__Set task__: Find and return each line containing "enrolled".

[Data entries]
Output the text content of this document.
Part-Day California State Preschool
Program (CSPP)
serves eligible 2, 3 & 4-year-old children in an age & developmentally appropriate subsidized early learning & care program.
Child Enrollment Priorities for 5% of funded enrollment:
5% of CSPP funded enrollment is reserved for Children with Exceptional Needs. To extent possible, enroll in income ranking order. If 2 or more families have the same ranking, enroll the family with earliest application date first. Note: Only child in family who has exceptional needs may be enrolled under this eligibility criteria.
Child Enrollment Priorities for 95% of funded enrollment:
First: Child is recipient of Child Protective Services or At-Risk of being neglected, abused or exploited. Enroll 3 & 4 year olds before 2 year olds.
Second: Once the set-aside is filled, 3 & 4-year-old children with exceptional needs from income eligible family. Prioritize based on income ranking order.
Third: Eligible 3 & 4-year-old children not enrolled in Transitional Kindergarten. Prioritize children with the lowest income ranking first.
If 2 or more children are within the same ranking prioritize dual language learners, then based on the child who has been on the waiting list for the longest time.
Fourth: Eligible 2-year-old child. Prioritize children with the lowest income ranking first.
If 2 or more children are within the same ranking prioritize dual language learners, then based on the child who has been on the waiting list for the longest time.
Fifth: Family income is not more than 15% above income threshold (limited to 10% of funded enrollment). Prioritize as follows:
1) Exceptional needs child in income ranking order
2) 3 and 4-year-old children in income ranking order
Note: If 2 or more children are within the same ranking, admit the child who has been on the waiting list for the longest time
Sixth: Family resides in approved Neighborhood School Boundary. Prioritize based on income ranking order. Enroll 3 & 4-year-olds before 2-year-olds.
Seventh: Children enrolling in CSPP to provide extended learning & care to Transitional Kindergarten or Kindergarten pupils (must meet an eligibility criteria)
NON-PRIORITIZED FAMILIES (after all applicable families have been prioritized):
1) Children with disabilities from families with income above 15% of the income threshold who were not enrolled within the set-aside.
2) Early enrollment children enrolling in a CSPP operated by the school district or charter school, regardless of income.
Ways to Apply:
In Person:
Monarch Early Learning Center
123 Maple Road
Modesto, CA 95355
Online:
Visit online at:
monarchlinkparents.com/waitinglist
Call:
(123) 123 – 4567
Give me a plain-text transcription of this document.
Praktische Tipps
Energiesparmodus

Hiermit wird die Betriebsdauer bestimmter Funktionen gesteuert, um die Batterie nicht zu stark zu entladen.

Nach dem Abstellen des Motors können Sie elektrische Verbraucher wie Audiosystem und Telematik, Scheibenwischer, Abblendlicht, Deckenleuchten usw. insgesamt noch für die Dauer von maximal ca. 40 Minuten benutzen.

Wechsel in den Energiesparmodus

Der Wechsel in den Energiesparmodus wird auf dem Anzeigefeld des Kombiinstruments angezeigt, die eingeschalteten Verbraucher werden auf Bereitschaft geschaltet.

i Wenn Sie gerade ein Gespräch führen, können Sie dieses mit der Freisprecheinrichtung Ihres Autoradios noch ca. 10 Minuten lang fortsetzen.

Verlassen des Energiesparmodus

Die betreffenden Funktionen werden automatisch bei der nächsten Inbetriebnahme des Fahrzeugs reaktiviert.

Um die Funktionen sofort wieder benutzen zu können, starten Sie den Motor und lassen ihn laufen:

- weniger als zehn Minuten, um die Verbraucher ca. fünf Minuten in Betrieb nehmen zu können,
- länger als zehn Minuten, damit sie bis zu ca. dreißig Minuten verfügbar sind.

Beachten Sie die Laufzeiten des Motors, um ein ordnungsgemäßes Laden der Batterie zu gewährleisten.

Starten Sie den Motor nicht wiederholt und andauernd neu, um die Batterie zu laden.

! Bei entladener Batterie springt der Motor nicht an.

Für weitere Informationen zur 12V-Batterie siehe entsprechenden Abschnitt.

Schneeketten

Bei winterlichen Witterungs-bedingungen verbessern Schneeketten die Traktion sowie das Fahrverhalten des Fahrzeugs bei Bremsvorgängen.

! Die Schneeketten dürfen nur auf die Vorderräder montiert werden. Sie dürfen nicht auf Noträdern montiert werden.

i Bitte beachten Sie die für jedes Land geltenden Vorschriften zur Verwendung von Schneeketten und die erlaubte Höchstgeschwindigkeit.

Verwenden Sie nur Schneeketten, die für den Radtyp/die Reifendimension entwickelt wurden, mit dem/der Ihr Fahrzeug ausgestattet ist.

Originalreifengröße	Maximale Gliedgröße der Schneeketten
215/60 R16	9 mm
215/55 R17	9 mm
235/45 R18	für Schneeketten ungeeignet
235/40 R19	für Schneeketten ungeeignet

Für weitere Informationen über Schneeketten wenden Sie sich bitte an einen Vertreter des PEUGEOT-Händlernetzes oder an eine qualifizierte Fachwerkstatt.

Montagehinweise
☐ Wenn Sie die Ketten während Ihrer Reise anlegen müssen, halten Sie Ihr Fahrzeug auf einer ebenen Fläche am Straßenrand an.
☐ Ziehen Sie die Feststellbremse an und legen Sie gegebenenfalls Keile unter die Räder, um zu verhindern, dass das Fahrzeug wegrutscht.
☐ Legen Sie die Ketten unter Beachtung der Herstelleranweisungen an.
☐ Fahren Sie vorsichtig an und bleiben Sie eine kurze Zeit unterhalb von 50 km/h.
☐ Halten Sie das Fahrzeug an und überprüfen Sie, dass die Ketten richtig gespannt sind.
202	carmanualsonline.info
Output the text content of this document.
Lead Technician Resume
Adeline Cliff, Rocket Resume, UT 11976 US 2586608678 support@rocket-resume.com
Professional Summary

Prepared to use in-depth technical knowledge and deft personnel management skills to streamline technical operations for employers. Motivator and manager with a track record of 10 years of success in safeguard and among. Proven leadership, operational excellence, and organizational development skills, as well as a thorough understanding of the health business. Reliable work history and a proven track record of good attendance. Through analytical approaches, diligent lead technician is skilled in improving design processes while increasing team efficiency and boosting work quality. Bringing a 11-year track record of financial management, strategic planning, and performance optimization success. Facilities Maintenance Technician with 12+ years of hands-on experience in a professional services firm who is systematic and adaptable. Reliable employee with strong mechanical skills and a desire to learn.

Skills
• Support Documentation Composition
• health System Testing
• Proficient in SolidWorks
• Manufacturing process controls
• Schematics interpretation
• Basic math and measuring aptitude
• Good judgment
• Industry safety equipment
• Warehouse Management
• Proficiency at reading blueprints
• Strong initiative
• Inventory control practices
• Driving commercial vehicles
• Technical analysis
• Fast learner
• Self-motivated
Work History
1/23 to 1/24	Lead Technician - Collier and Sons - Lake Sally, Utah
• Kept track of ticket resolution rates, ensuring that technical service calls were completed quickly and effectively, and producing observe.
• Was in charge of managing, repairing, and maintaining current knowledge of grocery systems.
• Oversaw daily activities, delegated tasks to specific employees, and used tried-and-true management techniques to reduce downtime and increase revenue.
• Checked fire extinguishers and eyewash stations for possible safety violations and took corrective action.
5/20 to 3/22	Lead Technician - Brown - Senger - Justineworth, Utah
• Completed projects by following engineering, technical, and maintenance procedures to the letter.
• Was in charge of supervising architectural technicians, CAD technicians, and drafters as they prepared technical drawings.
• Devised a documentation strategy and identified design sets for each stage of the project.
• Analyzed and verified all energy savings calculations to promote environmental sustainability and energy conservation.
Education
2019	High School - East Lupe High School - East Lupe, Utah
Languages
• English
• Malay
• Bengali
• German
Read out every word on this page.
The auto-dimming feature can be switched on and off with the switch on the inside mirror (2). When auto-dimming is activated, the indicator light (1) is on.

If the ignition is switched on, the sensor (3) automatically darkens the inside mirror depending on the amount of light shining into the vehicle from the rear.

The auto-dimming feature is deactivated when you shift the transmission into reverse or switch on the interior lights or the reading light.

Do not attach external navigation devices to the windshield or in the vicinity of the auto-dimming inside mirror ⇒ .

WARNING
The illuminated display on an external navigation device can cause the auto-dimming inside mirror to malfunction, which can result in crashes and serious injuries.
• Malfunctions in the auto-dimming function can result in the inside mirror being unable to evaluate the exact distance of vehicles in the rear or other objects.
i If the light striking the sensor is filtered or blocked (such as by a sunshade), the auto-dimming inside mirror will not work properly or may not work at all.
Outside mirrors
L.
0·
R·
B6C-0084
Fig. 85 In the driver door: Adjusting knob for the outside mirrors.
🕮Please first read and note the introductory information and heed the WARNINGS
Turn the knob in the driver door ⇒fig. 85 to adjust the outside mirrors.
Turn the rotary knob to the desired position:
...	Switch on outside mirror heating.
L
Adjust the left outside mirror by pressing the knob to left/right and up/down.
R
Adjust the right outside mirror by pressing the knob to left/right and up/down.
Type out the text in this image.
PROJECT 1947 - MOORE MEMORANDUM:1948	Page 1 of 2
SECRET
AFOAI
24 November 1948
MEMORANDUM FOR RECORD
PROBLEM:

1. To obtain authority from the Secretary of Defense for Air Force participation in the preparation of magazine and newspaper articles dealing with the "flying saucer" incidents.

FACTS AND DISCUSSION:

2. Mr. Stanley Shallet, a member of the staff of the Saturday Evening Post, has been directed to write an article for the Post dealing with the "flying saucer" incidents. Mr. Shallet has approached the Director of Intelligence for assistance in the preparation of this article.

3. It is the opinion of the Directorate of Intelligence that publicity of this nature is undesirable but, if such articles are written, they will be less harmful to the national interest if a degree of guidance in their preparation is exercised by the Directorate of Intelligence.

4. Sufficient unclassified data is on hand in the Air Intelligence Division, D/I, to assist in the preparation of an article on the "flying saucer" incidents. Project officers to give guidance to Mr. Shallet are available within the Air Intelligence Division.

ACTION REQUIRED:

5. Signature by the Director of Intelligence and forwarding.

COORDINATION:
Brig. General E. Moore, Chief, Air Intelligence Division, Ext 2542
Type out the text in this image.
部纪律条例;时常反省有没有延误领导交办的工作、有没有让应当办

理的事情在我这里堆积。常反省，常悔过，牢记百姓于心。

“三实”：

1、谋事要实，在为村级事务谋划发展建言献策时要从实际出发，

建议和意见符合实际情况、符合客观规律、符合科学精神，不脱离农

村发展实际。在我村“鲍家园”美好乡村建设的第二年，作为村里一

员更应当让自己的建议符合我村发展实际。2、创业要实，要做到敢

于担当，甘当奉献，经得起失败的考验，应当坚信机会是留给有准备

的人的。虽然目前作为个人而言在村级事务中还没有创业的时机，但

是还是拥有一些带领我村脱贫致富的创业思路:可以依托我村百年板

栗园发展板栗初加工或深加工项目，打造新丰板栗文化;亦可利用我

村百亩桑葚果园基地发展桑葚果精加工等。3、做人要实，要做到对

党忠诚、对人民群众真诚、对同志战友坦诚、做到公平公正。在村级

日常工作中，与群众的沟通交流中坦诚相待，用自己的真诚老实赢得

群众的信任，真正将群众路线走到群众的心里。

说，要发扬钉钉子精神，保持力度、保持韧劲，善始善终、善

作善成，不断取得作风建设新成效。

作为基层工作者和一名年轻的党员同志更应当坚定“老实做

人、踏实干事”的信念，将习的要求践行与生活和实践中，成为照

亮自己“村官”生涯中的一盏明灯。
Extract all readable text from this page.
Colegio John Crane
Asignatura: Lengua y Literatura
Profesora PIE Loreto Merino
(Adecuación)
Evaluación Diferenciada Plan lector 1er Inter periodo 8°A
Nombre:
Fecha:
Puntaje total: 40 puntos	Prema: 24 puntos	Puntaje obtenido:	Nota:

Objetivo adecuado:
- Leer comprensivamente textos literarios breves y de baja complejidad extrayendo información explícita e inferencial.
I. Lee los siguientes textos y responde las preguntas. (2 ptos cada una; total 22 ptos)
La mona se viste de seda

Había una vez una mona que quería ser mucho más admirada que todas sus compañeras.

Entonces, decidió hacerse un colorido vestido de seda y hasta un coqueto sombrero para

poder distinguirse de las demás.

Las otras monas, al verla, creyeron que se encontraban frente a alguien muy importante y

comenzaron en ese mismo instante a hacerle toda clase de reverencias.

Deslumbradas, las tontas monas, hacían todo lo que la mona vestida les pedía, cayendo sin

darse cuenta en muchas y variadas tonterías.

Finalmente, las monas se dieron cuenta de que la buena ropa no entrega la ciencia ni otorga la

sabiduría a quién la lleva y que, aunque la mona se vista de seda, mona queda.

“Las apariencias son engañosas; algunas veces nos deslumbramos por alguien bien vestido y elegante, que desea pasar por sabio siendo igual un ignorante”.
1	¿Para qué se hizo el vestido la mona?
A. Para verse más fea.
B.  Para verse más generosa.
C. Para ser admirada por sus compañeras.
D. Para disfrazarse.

__Written response__:
5% of CSPP funded enrollment is reserved for Children with Exceptional Needs. To extent possible, enroll in income ranking order. If 2 or more families have the same ranking, enroll the family with earliest application date first. Note: Only child in family who has exceptional needs may be enrolled under this eligibility criteria.
Third: Eligible 3 & 4-year-old children not enrolled in Transitional Kindergarten. Prioritize children with the lowest income ranking first.
1) Children with disabilities from families with income above 15% of the income threshold who were not enrolled within the set-aside.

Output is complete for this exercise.